**** Supplied material
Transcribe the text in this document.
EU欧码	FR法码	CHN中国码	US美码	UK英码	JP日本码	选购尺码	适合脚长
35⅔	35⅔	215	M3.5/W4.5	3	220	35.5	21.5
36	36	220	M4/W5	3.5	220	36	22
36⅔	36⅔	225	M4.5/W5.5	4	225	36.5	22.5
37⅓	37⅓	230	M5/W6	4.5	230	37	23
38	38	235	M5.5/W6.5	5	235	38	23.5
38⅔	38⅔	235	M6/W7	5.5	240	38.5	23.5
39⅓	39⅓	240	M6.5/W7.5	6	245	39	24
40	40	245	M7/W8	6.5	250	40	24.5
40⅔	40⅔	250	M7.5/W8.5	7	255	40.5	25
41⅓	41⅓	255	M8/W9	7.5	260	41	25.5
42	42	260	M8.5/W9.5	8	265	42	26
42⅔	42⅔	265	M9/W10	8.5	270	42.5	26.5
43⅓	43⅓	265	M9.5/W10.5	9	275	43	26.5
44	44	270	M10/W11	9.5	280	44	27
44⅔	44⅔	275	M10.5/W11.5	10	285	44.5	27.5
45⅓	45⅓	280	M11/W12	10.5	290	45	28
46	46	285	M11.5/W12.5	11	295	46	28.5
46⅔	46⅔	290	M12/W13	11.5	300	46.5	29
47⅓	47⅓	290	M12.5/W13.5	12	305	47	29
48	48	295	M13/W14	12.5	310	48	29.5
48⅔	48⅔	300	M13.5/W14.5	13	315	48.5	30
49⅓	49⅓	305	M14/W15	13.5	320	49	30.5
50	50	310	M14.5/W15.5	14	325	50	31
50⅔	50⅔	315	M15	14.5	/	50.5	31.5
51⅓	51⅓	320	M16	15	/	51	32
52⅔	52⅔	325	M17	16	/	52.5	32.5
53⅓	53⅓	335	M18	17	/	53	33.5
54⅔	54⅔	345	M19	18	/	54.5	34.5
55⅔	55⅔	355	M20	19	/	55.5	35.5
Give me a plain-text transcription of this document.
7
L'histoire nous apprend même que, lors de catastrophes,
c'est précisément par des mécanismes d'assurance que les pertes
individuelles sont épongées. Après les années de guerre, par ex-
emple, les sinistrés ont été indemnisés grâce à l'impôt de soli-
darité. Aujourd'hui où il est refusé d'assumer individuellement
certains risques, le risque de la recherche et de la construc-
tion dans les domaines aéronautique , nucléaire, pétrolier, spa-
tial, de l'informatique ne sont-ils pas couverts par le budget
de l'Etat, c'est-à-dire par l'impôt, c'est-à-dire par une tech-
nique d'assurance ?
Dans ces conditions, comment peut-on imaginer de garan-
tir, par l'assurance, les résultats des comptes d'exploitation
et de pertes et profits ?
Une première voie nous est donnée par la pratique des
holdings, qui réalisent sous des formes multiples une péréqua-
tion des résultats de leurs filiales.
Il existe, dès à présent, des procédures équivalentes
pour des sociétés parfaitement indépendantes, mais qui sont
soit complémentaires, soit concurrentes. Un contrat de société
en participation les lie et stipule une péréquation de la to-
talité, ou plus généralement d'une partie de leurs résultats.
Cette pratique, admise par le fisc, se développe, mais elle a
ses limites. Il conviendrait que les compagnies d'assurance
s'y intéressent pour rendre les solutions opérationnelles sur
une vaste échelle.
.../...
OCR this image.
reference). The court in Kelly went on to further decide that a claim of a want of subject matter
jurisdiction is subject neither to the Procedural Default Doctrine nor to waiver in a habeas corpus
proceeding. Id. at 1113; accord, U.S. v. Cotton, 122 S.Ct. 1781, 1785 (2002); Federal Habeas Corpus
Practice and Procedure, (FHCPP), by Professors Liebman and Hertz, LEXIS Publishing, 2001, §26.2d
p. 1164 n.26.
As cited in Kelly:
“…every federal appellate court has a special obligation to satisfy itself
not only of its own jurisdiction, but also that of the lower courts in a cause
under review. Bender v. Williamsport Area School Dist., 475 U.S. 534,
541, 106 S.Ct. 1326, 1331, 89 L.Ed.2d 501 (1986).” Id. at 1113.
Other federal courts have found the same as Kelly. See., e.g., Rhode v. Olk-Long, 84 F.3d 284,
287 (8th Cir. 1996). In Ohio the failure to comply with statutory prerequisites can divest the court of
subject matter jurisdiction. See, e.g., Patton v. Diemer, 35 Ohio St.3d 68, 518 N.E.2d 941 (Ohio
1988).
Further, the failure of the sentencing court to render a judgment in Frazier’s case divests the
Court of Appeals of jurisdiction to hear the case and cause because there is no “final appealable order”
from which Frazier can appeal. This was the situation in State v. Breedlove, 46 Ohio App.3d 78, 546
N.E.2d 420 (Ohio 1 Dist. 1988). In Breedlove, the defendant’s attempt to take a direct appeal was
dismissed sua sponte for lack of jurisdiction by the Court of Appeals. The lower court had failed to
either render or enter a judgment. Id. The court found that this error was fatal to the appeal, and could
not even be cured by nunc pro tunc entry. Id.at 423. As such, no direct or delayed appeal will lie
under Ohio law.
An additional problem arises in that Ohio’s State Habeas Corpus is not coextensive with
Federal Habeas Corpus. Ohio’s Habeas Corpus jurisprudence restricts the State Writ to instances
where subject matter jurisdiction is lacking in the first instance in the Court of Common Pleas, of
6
********
* [Instruction]
Please reproduce the entire listing, exactly as shown.

* [Expected answer]
Transcribe the text in this document.
EU欧码	FR法码	CHN中国码	US美码	UK英码	JP日本码	选购尺码	适合脚长
35⅔	35⅔	215	M3.5/W4.5	3	220	35.5	21.5
36	36	220	M4/W5	3.5	220	36	22
36⅔	36⅔	225	M4.5/W5.5	4	225	36.5	22.5
37⅓	37⅓	230	M5/W6	4.5	230	37	23
38	38	235	M5.5/W6.5	5	235	38	23.5
38⅔	38⅔	235	M6/W7	5.5	240	38.5	23.5
39⅓	39⅓	240	M6.5/W7.5	6	245	39	24
40	40	245	M7/W8	6.5	250	40	24.5
40⅔	40⅔	250	M7.5/W8.5	7	255	40.5	25
41⅓	41⅓	255	M8/W9	7.5	260	41	25.5
42	42	260	M8.5/W9.5	8	265	42	26
42⅔	42⅔	265	M9/W10	8.5	270	42.5	26.5
43⅓	43⅓	265	M9.5/W10.5	9	275	43	26.5
44	44	270	M10/W11	9.5	280	44	27
44⅔	44⅔	275	M10.5/W11.5	10	285	44.5	27.5
45⅓	45⅓	280	M11/W12	10.5	290	45	28
46	46	285	M11.5/W12.5	11	295	46	28.5
46⅔	46⅔	290	M12/W13	11.5	300	46.5	29
47⅓	47⅓	290	M12.5/W13.5	12	305	47	29
48	48	295	M13/W14	12.5	310	48	29.5
48⅔	48⅔	300	M13.5/W14.5	13	315	48.5	30
49⅓	49⅓	305	M14/W15	13.5	320	49	30.5
50	50	310	M14.5/W15.5	14	325	50	31
50⅔	50⅔	315	M15	14.5	/	50.5	31.5
51⅓	51⅓	320	M16	15	/	51	32
52⅔	52⅔	325	M17	16	/	52.5	32.5
53⅓	53⅓	335	M18	17	/	53	33.5
54⅔	54⅔	345	M19	18	/	54.5	34.5
55⅔	55⅔	355	M20	19	/	55.5	35.5
Give me a plain-text transcription of this document.
7
L'histoire nous apprend même que, lors de catastrophes,
c'est précisément par des mécanismes d'assurance que les pertes
individuelles sont épongées. Après les années de guerre, par ex-
emple, les sinistrés ont été indemnisés grâce à l'impôt de soli-
darité. Aujourd'hui où il est refusé d'assumer individuellement
certains risques, le risque de la recherche et de la construc-
tion dans les domaines aéronautique , nucléaire, pétrolier, spa-
tial, de l'informatique ne sont-ils pas couverts par le budget
de l'Etat, c'est-à-dire par l'impôt, c'est-à-dire par une tech-
nique d'assurance ?
Dans ces conditions, comment peut-on imaginer de garan-
tir, par l'assurance, les résultats des comptes d'exploitation
et de pertes et profits ?
Une première voie nous est donnée par la pratique des
holdings, qui réalisent sous des formes multiples une péréqua-
tion des résultats de leurs filiales.
Il existe, dès à présent, des procédures équivalentes
pour des sociétés parfaitement indépendantes, mais qui sont
soit complémentaires, soit concurrentes. Un contrat de société
en participation les lie et stipule une péréquation de la to-
talité, ou plus généralement d'une partie de leurs résultats.
Cette pratique, admise par le fisc, se développe, mais elle a
ses limites. Il conviendrait que les compagnies d'assurance
s'y intéressent pour rendre les solutions opérationnelles sur
une vaste échelle.
.../...
OCR this image.
reference). The court in Kelly went on to further decide that a claim of a want of subject matter
jurisdiction is subject neither to the Procedural Default Doctrine nor to waiver in a habeas corpus
proceeding. Id. at 1113; accord, U.S. v. Cotton, 122 S.Ct. 1781, 1785 (2002); Federal Habeas Corpus
Practice and Procedure, (FHCPP), by Professors Liebman and Hertz, LEXIS Publishing, 2001, §26.2d
p. 1164 n.26.
As cited in Kelly:
“…every federal appellate court has a special obligation to satisfy itself
not only of its own jurisdiction, but also that of the lower courts in a cause
under review. Bender v. Williamsport Area School Dist., 475 U.S. 534,
541, 106 S.Ct. 1326, 1331, 89 L.Ed.2d 501 (1986).” Id. at 1113.
Other federal courts have found the same as Kelly. See., e.g., Rhode v. Olk-Long, 84 F.3d 284,
287 (8th Cir. 1996). In Ohio the failure to comply with statutory prerequisites can divest the court of
subject matter jurisdiction. See, e.g., Patton v. Diemer, 35 Ohio St.3d 68, 518 N.E.2d 941 (Ohio
1988).
Further, the failure of the sentencing court to render a judgment in Frazier’s case divests the
Court of Appeals of jurisdiction to hear the case and cause because there is no “final appealable order”
from which Frazier can appeal. This was the situation in State v. Breedlove, 46 Ohio App.3d 78, 546
N.E.2d 420 (Ohio 1 Dist. 1988). In Breedlove, the defendant’s attempt to take a direct appeal was
dismissed sua sponte for lack of jurisdiction by the Court of Appeals. The lower court had failed to
either render or enter a judgment. Id. The court found that this error was fatal to the appeal, and could
not even be cured by nunc pro tunc entry. Id.at 423. As such, no direct or delayed appeal will lie
under Ohio law.
An additional problem arises in that Ohio’s State Habeas Corpus is not coextensive with
Federal Habeas Corpus. Ohio’s Habeas Corpus jurisprudence restricts the State Writ to instances
where subject matter jurisdiction is lacking in the first instance in the Court of Common Pleas, of
6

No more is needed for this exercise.